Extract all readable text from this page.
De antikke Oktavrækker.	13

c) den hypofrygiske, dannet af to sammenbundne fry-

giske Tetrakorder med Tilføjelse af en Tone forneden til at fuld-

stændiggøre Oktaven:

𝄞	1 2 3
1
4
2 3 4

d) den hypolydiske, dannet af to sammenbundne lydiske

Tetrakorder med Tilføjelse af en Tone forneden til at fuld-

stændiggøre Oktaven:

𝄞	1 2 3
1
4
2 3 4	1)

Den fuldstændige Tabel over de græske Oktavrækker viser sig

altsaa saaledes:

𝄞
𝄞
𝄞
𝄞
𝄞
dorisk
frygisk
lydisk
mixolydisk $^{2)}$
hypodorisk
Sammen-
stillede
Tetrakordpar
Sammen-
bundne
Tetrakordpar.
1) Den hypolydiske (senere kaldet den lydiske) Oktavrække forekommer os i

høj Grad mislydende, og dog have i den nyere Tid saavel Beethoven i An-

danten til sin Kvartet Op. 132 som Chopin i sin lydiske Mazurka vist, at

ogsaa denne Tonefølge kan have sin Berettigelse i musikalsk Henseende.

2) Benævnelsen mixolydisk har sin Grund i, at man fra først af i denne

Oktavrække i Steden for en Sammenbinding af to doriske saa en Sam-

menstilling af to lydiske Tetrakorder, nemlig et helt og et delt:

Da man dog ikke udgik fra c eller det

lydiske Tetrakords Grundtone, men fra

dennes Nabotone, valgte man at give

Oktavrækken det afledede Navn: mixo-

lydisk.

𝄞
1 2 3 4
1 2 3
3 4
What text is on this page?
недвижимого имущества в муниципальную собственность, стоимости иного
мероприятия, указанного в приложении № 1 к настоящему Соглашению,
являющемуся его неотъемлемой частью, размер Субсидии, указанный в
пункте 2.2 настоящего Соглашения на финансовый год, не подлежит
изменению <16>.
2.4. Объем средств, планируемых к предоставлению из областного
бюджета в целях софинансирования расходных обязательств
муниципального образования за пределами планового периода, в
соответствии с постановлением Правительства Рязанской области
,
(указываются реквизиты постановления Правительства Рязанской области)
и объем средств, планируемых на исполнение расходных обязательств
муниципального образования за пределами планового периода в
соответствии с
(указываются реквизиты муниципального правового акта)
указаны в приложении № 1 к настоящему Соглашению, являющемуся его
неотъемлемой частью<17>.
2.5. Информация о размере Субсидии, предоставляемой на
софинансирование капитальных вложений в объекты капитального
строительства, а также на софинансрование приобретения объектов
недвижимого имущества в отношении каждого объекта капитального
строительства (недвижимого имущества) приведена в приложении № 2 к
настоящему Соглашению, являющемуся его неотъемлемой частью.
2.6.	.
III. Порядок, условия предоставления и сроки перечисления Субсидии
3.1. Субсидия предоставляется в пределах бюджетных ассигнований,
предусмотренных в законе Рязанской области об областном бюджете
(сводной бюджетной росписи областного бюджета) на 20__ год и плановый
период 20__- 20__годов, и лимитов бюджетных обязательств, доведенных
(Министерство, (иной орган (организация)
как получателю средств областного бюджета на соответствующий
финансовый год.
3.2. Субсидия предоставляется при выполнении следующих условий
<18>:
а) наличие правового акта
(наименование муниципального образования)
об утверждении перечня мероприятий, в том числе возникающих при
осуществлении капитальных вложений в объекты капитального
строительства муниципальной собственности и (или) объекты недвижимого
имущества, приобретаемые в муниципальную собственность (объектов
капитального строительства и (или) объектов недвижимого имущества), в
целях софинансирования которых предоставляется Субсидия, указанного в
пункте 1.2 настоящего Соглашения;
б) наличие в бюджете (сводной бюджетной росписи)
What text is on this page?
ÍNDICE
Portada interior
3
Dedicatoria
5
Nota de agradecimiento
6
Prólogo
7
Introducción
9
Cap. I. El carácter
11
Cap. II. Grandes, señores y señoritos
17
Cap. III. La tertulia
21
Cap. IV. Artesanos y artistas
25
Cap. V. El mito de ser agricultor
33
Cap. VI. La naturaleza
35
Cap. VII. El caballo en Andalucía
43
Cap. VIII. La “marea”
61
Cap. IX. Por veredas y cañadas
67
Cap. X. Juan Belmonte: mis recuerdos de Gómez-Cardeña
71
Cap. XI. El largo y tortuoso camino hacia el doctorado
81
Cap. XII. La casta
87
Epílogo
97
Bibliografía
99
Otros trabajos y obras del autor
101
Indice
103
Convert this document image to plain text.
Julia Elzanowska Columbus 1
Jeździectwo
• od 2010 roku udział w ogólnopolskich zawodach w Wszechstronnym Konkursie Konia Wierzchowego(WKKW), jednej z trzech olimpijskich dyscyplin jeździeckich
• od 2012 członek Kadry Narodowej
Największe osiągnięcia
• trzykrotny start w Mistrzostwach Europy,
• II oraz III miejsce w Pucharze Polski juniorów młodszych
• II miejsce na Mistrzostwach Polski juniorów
-----
### Aim
Print the entries exactly. Include every one.

### The output
Extract all readable text from this page.
De antikke Oktavrækker.	13

c) den hypofrygiske, dannet af to sammenbundne fry-

giske Tetrakorder med Tilføjelse af en Tone forneden til at fuld-

stændiggøre Oktaven:

𝄞	1 2 3
1
4
2 3 4

d) den hypolydiske, dannet af to sammenbundne lydiske

Tetrakorder med Tilføjelse af en Tone forneden til at fuld-

stændiggøre Oktaven:

𝄞	1 2 3
1
4
2 3 4	1)

Den fuldstændige Tabel over de græske Oktavrækker viser sig

altsaa saaledes:

𝄞
𝄞
𝄞
𝄞
𝄞
dorisk
frygisk
lydisk
mixolydisk $^{2)}$
hypodorisk
Sammen-
stillede
Tetrakordpar
Sammen-
bundne
Tetrakordpar.
1) Den hypolydiske (senere kaldet den lydiske) Oktavrække forekommer os i

høj Grad mislydende, og dog have i den nyere Tid saavel Beethoven i An-

danten til sin Kvartet Op. 132 som Chopin i sin lydiske Mazurka vist, at

ogsaa denne Tonefølge kan have sin Berettigelse i musikalsk Henseende.

2) Benævnelsen mixolydisk har sin Grund i, at man fra først af i denne

Oktavrække i Steden for en Sammenbinding af to doriske saa en Sam-

menstilling af to lydiske Tetrakorder, nemlig et helt og et delt:

Da man dog ikke udgik fra c eller det

lydiske Tetrakords Grundtone, men fra

dennes Nabotone, valgte man at give

Oktavrækken det afledede Navn: mixo-

lydisk.

𝄞
1 2 3 4
1 2 3
3 4
What text is on this page?
недвижимого имущества в муниципальную собственность, стоимости иного
мероприятия, указанного в приложении № 1 к настоящему Соглашению,
являющемуся его неотъемлемой частью, размер Субсидии, указанный в
пункте 2.2 настоящего Соглашения на финансовый год, не подлежит
изменению <16>.
2.4. Объем средств, планируемых к предоставлению из областного
бюджета в целях софинансирования расходных обязательств
муниципального образования за пределами планового периода, в
соответствии с постановлением Правительства Рязанской области
,
(указываются реквизиты постановления Правительства Рязанской области)
и объем средств, планируемых на исполнение расходных обязательств
муниципального образования за пределами планового периода в
соответствии с
(указываются реквизиты муниципального правового акта)
указаны в приложении № 1 к настоящему Соглашению, являющемуся его
неотъемлемой частью<17>.
2.5. Информация о размере Субсидии, предоставляемой на
софинансирование капитальных вложений в объекты капитального
строительства, а также на софинансрование приобретения объектов
недвижимого имущества в отношении каждого объекта капитального
строительства (недвижимого имущества) приведена в приложении № 2 к
настоящему Соглашению, являющемуся его неотъемлемой частью.
2.6.	.
III. Порядок, условия предоставления и сроки перечисления Субсидии
3.1. Субсидия предоставляется в пределах бюджетных ассигнований,
предусмотренных в законе Рязанской области об областном бюджете
(сводной бюджетной росписи областного бюджета) на 20__ год и плановый
период 20__- 20__годов, и лимитов бюджетных обязательств, доведенных
(Министерство, (иной орган (организация)
как получателю средств областного бюджета на соответствующий
финансовый год.
3.2. Субсидия предоставляется при выполнении следующих условий
<18>:
а) наличие правового акта
(наименование муниципального образования)
об утверждении перечня мероприятий, в том числе возникающих при
осуществлении капитальных вложений в объекты капитального
строительства муниципальной собственности и (или) объекты недвижимого
имущества, приобретаемые в муниципальную собственность (объектов
капитального строительства и (или) объектов недвижимого имущества), в
целях софинансирования которых предоставляется Субсидия, указанного в
пункте 1.2 настоящего Соглашения;
б) наличие в бюджете (сводной бюджетной росписи)
What text is on this page?
ÍNDICE
Portada interior
3
Dedicatoria
5
Nota de agradecimiento
6
Prólogo
7
Introducción
9
Cap. I. El carácter
11
Cap. II. Grandes, señores y señoritos
17
Cap. III. La tertulia
21
Cap. IV. Artesanos y artistas
25
Cap. V. El mito de ser agricultor
33
Cap. VI. La naturaleza
35
Cap. VII. El caballo en Andalucía
43
Cap. VIII. La “marea”
61
Cap. IX. Por veredas y cañadas
67
Cap. X. Juan Belmonte: mis recuerdos de Gómez-Cardeña
71
Cap. XI. El largo y tortuoso camino hacia el doctorado
81
Cap. XII. La casta
87
Epílogo
97
Bibliografía
99
Otros trabajos y obras del autor
101
Indice
103
Convert this document image to plain text.
Julia Elzanowska Columbus 1
Jeździectwo
• od 2010 roku udział w ogólnopolskich zawodach w Wszechstronnym Konkursie Konia Wierzchowego(WKKW), jednej z trzech olimpijskich dyscyplin jeździeckich
• od 2012 członek Kadry Narodowej
Największe osiągnięcia
• trzykrotny start w Mistrzostwach Europy,
• II oraz III miejsce w Pucharze Polski juniorów młodszych
• II miejsce na Mistrzostwach Polski juniorów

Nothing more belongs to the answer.